§ Text section:
I think that 2020 was a huge catalyst for people converting. But, there are other things too. Add that on top of all of modern Protestantism’s skepticism of the supernatural and the miraculous, its non-existent angelology and demonology, its disgusting abuses in worship that manifest themselves in singing Hillsong, Bethel, and Elevation Church that turns the Lord’s Day gathering into a me-centered, emotional concert, and all of the doctrinal chaos gutting entire denominations right now and you have a recipe for people leaving for something that has roots, black and white answers in terms of faith and practice, and enchanted cosmic imagery.
What Do You Think About the Idea of Re-enchantment & How Have You Personally Experienced Re-enchantment?
I have said very loudly for 3+ years now that re-enchantment is inevitable. I hope the fact that Rod Dreher is apparently about to write about it in his upcoming book is even more proof that this thing isn’t slowing down any time soon.
And most people know about my encounter with re-enchantment. You can find it in the docu-series Dark Holler. I don’t feel like I need to rehash all that now.
But, here’s what I want to close this with. Unless Protestants get their arses in gear, people are going to continue to go elsewhere to find faith with roots.
has said in his reply to Renn that Orthodoxy is wrong on its major theological points and demonstrably so. I agree, and it’s the reason why when the crap-shoot of 2020 went down that I never went to Constantinople or Rome. The valid insights in Orthodoxy can be integrated into a true, exegetically-derived Reformed Theology. Folks like he and I are currently working on that.My biggest concern, though, isn’t Constantinople, per se. I do have doctrinal concerns obviously as a Reformed Protestant, but my biggest concern is that if Protestantism doesn’t get out of bed with modernism then we’re going to lose people to the dark pagan forest where the wild things roam. Look around, it’s already happening.
We need something — A Center for Protestant Re-enchantment or something along those lines. Something by Protestants and for Protestants. Something like a Rivendell — a last homely house where the lost lore of our enchanted tradition can live. I’m also a writer for Pageau’s Symbolic World, but I realize that I’m just a visitor there and that it’s not my house. The closest we have now is Theopolis Institute and Canon Press, but they’re not there yet. Maybe after Dreher releases his upcoming book, they will be.
But, Protestants need their own house. I hope to be a part of that when and if it happens. Hopefully, if it does, we’ll be able to unite all of the little bastions of Protestant re-enchantment in one place.
This has been on my mind a lot. I think it’s interesting that people are going to Eastern Orthodoxy and Bethel for basically the same reason: because they want church to feel more special. We have to do a better job of teaching people the power of traditional corporate worship.
Your vision of a Protestant Rivendell reminds me of Ransom's proposal at the end of Out of the Silent Planet: "What we need for the moment is not so much a body of beliefs as a body of people familiarized with certain ideas. If we could even effect in one percent of our readers a change-over from the conception of Space to the conception of Heaven, we should have made a beginning" (154). My only question is whether this body of people should be understood primarily as an organization (along the lines of Canon Press or Theopolis Institute) or as an organism (a more informal, loose association of like-minded thinkers that transcends and cuts across institutional boundaries).

Collected data entries:
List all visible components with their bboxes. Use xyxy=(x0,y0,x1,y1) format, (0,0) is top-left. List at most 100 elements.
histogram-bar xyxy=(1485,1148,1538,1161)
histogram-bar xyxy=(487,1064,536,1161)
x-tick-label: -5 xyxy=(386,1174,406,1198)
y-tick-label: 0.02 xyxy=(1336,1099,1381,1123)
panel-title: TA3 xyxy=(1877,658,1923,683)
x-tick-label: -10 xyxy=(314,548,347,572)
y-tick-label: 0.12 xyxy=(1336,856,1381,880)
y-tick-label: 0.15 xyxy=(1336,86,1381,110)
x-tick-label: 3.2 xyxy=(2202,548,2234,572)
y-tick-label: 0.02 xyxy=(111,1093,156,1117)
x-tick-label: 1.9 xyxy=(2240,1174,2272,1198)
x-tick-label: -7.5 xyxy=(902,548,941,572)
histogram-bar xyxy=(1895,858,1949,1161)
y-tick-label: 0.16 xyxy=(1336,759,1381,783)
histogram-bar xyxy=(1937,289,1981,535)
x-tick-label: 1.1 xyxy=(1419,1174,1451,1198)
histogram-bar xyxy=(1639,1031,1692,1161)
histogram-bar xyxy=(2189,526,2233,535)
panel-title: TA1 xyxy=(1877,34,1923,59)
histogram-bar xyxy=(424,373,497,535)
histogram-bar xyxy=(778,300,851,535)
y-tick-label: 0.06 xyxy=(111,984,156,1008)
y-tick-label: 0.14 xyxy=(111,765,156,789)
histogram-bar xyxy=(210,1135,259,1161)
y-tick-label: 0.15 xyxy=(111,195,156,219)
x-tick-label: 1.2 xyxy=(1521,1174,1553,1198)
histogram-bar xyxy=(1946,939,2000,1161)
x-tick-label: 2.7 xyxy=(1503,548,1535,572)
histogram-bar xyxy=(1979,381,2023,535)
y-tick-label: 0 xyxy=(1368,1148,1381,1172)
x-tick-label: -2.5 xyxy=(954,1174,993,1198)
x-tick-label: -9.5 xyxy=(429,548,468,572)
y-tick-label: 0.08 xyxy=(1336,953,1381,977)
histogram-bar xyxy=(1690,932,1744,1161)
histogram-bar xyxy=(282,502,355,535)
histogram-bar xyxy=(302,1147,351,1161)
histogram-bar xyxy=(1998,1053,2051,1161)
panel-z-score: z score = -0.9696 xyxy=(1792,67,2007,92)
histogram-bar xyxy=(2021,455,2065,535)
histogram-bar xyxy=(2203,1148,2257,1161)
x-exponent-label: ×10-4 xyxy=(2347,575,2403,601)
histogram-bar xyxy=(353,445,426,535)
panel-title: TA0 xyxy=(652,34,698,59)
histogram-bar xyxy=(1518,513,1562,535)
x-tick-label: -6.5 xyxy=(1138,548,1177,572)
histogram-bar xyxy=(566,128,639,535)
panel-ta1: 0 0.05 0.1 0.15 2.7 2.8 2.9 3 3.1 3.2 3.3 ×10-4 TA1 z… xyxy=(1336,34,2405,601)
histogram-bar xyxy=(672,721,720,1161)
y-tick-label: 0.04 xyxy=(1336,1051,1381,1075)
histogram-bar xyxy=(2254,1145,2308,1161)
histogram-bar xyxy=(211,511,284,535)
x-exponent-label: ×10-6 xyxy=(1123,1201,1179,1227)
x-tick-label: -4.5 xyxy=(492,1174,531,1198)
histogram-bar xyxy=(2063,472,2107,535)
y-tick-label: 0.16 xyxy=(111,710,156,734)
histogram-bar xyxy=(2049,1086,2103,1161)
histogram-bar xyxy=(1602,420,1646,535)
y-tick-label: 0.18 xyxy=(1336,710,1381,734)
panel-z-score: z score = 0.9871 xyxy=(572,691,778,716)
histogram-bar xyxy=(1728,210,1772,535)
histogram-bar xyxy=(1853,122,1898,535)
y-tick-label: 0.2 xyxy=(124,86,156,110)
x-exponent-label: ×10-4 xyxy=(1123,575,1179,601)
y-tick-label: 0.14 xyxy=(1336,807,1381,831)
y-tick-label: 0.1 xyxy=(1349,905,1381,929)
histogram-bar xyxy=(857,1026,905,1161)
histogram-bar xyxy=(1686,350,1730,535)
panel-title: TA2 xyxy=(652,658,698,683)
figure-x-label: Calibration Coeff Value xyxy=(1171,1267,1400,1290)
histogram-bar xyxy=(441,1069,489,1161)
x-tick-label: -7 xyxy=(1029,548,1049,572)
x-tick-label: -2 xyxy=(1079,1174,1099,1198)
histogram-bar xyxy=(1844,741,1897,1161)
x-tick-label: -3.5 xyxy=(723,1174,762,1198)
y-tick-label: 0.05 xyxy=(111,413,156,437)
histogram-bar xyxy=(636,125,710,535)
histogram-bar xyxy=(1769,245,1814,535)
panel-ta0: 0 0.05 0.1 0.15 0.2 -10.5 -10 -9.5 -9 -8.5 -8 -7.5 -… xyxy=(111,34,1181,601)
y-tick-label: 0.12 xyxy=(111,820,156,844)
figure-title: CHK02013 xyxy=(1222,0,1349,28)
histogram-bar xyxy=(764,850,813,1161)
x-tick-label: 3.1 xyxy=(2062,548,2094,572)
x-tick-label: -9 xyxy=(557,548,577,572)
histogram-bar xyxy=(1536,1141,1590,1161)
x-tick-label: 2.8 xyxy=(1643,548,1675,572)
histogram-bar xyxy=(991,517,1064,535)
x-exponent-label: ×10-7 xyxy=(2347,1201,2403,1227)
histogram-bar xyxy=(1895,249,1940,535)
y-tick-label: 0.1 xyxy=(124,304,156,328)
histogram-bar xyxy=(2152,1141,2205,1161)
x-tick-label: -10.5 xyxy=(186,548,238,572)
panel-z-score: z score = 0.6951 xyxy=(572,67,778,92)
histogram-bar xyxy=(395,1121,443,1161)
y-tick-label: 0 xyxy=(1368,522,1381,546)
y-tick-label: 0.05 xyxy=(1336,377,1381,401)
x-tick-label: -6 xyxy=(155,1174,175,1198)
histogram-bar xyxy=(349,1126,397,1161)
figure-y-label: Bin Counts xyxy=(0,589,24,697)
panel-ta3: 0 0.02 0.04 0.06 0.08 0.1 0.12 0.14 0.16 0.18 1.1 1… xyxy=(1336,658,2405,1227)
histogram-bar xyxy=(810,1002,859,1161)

§ Requirement 1: Print the stretch of the post on Protestant re-enchantment from "What Do You" through "faith with roots.".
§ Requirement 2: In the post on Protestant re-enchantment, which two organizations does the writer name as the closest thing Protestants have now?
This listing was gathered from a separate source.

§ Answer area 1:
What Do You Think About the Idea of Re-enchantment & How Have You Personally Experienced Re-enchantment?
I have said very loudly for 3+ years now that re-enchantment is inevitable. I hope the fact that Rod Dreher is apparently about to write about it in his upcoming book is even more proof that this thing isn’t slowing down any time soon.
And most people know about my encounter with re-enchantment. You can find it in the docu-series Dark Holler. I don’t feel like I need to rehash all that now.
But, here’s what I want to close this with. Unless Protestants get their arses in gear, people are going to continue to go elsewhere to find faith with roots.

§ Answer area 2: Theopolis Institute and Canon Press.